━━━━━ Extracted information ━━━━━

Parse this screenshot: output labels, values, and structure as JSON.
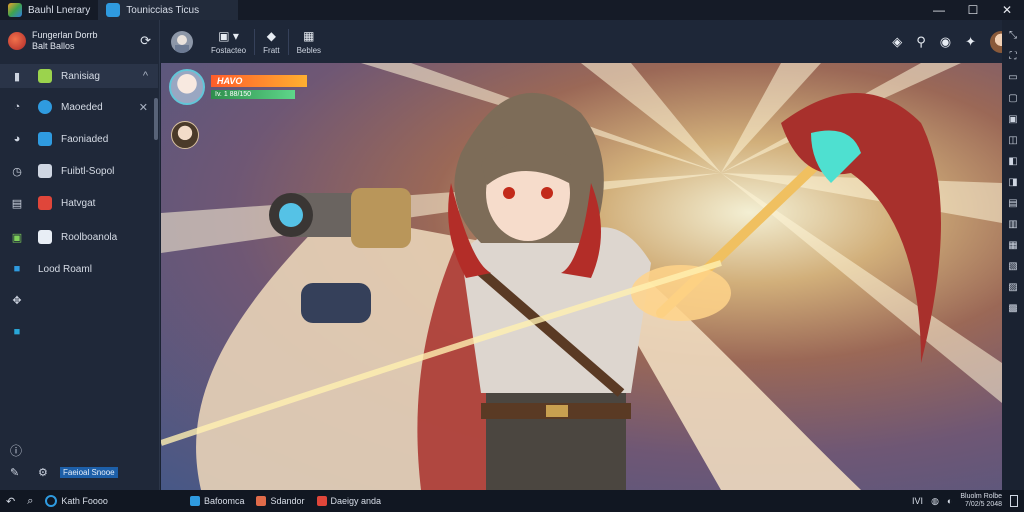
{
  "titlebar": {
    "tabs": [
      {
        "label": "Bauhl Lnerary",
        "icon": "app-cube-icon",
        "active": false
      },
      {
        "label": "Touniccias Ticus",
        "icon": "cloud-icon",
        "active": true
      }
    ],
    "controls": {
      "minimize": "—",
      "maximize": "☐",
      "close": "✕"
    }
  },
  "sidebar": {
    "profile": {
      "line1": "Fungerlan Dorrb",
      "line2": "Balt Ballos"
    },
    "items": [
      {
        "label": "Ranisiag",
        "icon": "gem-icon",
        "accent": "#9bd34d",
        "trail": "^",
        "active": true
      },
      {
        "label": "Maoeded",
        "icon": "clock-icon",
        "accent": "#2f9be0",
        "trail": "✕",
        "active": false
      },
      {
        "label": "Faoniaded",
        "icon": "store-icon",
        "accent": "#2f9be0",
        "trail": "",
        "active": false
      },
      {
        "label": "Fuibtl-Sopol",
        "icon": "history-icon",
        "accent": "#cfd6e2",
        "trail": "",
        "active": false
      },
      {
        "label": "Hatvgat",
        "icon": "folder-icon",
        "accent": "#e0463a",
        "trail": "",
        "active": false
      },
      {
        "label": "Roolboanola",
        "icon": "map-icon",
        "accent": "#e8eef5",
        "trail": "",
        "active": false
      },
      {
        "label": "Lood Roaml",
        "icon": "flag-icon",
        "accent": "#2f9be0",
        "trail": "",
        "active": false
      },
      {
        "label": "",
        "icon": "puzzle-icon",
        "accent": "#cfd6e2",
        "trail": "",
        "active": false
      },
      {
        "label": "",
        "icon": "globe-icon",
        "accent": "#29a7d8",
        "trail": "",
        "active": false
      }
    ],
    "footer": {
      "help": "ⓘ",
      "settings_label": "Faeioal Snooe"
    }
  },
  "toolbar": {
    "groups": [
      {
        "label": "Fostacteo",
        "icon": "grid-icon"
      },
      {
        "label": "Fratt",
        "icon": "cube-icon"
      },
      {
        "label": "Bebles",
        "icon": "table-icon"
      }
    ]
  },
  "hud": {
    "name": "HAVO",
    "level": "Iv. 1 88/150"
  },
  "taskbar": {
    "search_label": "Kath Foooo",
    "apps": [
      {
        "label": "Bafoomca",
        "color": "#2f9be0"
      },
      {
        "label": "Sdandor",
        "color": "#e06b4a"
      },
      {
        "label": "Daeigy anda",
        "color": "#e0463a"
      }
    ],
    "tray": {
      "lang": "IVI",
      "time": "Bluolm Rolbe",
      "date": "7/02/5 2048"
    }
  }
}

━━━━━

■ **Work to be completed**
A single figure is required: the number of lines above in which the word "color" occurs.

■ **Final result**
3